Tuesday, December 30, 2008
Saturday, December 6, 2008
sustainablity
Wednesday, December 3, 2008
Non custodial father
Child support and dead beat dads
TRUTH: Both men and women suffer after divorce, and lots of men want to give more to their kids.
The media (including the men, for psychological reasons involving guilt or other factors best left to Dr. Phil), see men as inviting, politically correct targets. When experts start trumpeting statistics that add up to "men are bad," reporters listen. For years, I heard bad things about deadbeat dads. They were living it up, while their ex-wives and children had to scrape by. It's a recurring story, and the media regurgitates it regularly. It's also group slander.
In 1985, Lenore Weitzman, then a sociologist at Harvard, published data showing that men prosper after divorce, while women and children suffer terribly.

:::

- Required actions -
1) Repeat the post on deadbeat dads word for word, beginning at the words "Tuesday, December 30, 2008" and stopping after "children suffer terribly.".
2) According to the post on deadbeat dads, where was Lenore Weitzman a sociologist when she published her data?
3) Summarize the post on deadbeat dads in two sentences.
The data that comes next is separate material, unrelated to the post on deadbeat dads.

- Data lines -
:::

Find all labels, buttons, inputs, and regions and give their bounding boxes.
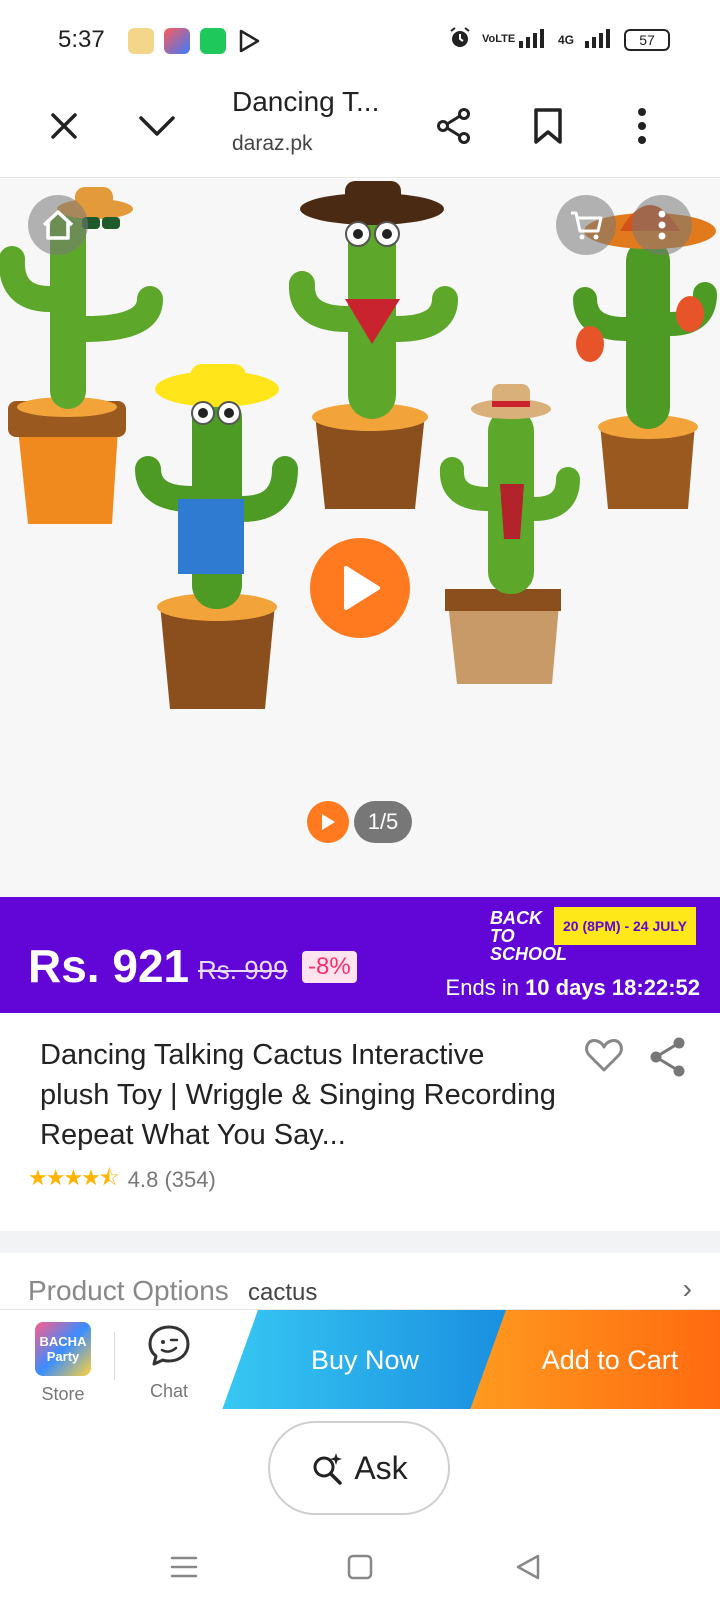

:::

- Answers to the problems -
1)
Tuesday, December 30, 2008
Saturday, December 6, 2008
sustainablity
Wednesday, December 3, 2008
Non custodial father
Child support and dead beat dads
TRUTH: Both men and women suffer after divorce, and lots of men want to give more to their kids.
The media (including the men, for psychological reasons involving guilt or other factors best left to Dr. Phil), see men as inviting, politically correct targets. When experts start trumpeting statistics that add up to "men are bad," reporters listen. For years, I heard bad things about deadbeat dads. They were living it up, while their ex-wives and children had to scrape by. It's a recurring story, and the media regurgitates it regularly. It's also group slander.
In 1985, Lenore Weitzman, then a sociologist at Harvard, published data showing that men prosper after divorce, while women and children suffer terribly.

2) Harvard.

3) The post holds that both men and women suffer after divorce and that many men want to give more to their kids, while the media treat men as politically correct targets and keep repeating the deadbeat-dad story, which it calls group slander. It notes that in 1985 Lenore Weitzman, then a Harvard sociologist, published data showing that men prosper after divorce while women and children suffer terribly.